--- Begin Records shown ---
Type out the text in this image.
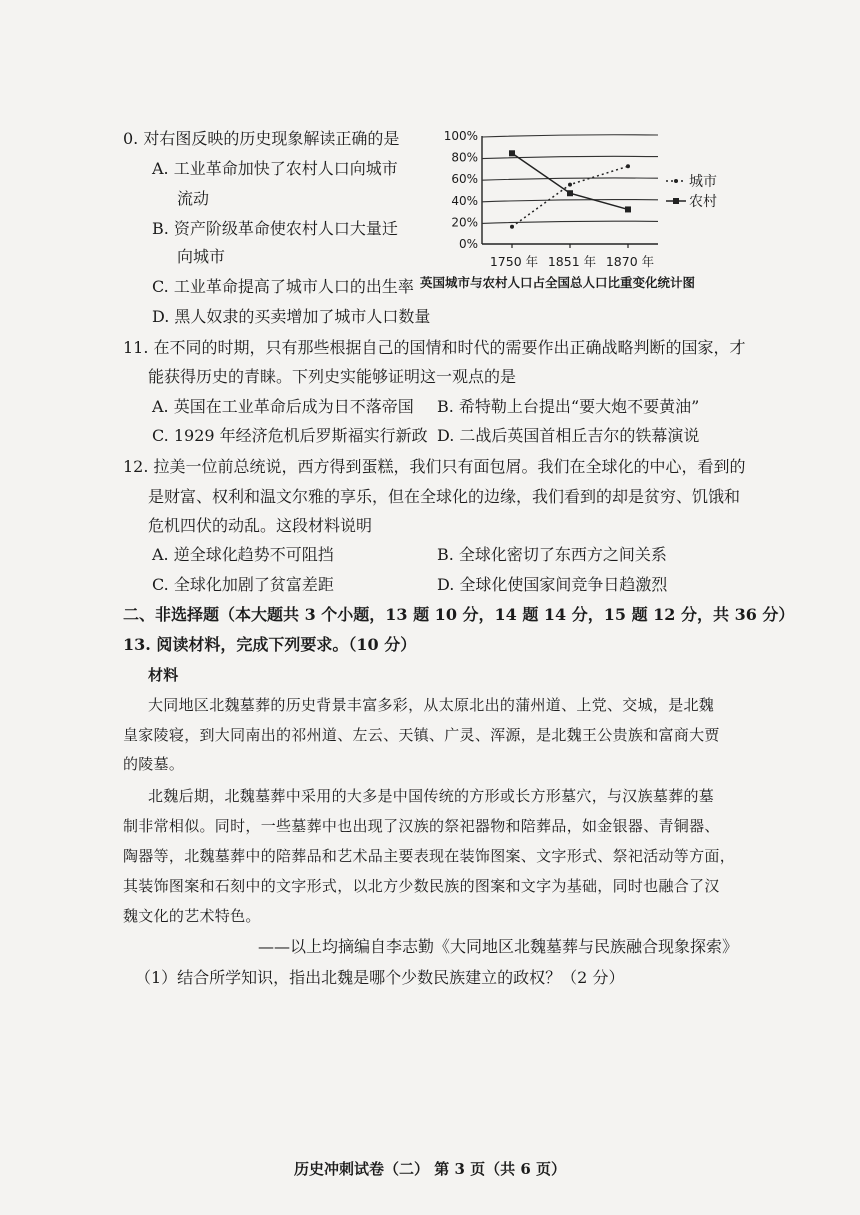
0. 对右图反映的历史现象解读正确的是
A. 工业革命加快了农村人口向城市
流动
B. 资产阶级革命使农村人口大量迁
向城市
C. 工业革命提高了城市人口的出生率
D. 黑人奴隶的买卖增加了城市人口数量
0%
20%
40%
60%
80%
100%
1750 年 1851 年 1870 年
城市
农村
英国城市与农村人口占全国总人口比重变化统计图
11. 在不同的时期，只有那些根据自己的国情和时代的需要作出正确战略判断的国家，才
能获得历史的青睐。下列史实能够证明这一观点的是
A. 英国在工业革命后成为日不落帝国 B. 希特勒上台提出“要大炮不要黄油”
C. 1929 年经济危机后罗斯福实行新政 D. 二战后英国首相丘吉尔的铁幕演说
12. 拉美一位前总统说，西方得到蛋糕，我们只有面包屑。我们在全球化的中心，看到的
是财富、权利和温文尔雅的享乐，但在全球化的边缘，我们看到的却是贫穷、饥饿和
危机四伏的动乱。这段材料说明
A. 逆全球化趋势不可阻挡	B. 全球化密切了东西方之间关系
C. 全球化加剧了贫富差距	D. 全球化使国家间竞争日趋激烈
二、非选择题（本大题共 3 个小题，13 题 10 分，14 题 14 分，15 题 12 分，共 36 分）
13. 阅读材料，完成下列要求。（10 分）
材料
大同地区北魏墓葬的历史背景丰富多彩，从太原北出的蒲州道、上党、交城，是北魏
皇家陵寝，到大同南出的祁州道、左云、天镇、广灵、浑源，是北魏王公贵族和富商大贾
的陵墓。
北魏后期，北魏墓葬中采用的大多是中国传统的方形或长方形墓穴，与汉族墓葬的墓
制非常相似。同时，一些墓葬中也出现了汉族的祭祀器物和陪葬品，如金银器、青铜器、
陶器等，北魏墓葬中的陪葬品和艺术品主要表现在装饰图案、文字形式、祭祀活动等方面，
其装饰图案和石刻中的文字形式，以北方少数民族的图案和文字为基础，同时也融合了汉
魏文化的艺术特色。
——以上均摘编自李志勤《大同地区北魏墓葬与民族融合现象探索》
（1）结合所学知识，指出北魏是哪个少数民族建立的政权？（2 分）
历史冲刺试卷（二） 第 3 页（共 6 页）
--- End Records shown ---
▶ **Exercise details**
Your task is to return the entries above exactly, with no pictures.

▶ **Response to this task**
Type out the text in this image.
0. 对右图反映的历史现象解读正确的是
A. 工业革命加快了农村人口向城市
流动
B. 资产阶级革命使农村人口大量迁
向城市
C. 工业革命提高了城市人口的出生率
D. 黑人奴隶的买卖增加了城市人口数量
0%
20%
40%
60%
80%
100%
1750 年 1851 年 1870 年
城市
农村
英国城市与农村人口占全国总人口比重变化统计图
11. 在不同的时期，只有那些根据自己的国情和时代的需要作出正确战略判断的国家，才
能获得历史的青睐。下列史实能够证明这一观点的是
A. 英国在工业革命后成为日不落帝国 B. 希特勒上台提出“要大炮不要黄油”
C. 1929 年经济危机后罗斯福实行新政 D. 二战后英国首相丘吉尔的铁幕演说
12. 拉美一位前总统说，西方得到蛋糕，我们只有面包屑。我们在全球化的中心，看到的
是财富、权利和温文尔雅的享乐，但在全球化的边缘，我们看到的却是贫穷、饥饿和
危机四伏的动乱。这段材料说明
A. 逆全球化趋势不可阻挡	B. 全球化密切了东西方之间关系
C. 全球化加剧了贫富差距	D. 全球化使国家间竞争日趋激烈
二、非选择题（本大题共 3 个小题，13 题 10 分，14 题 14 分，15 题 12 分，共 36 分）
13. 阅读材料，完成下列要求。（10 分）
材料
大同地区北魏墓葬的历史背景丰富多彩，从太原北出的蒲州道、上党、交城，是北魏
皇家陵寝，到大同南出的祁州道、左云、天镇、广灵、浑源，是北魏王公贵族和富商大贾
的陵墓。
北魏后期，北魏墓葬中采用的大多是中国传统的方形或长方形墓穴，与汉族墓葬的墓
制非常相似。同时，一些墓葬中也出现了汉族的祭祀器物和陪葬品，如金银器、青铜器、
陶器等，北魏墓葬中的陪葬品和艺术品主要表现在装饰图案、文字形式、祭祀活动等方面，
其装饰图案和石刻中的文字形式，以北方少数民族的图案和文字为基础，同时也融合了汉
魏文化的艺术特色。
——以上均摘编自李志勤《大同地区北魏墓葬与民族融合现象探索》
（1）结合所学知识，指出北魏是哪个少数民族建立的政权？（2 分）
历史冲刺试卷（二） 第 3 页（共 6 页）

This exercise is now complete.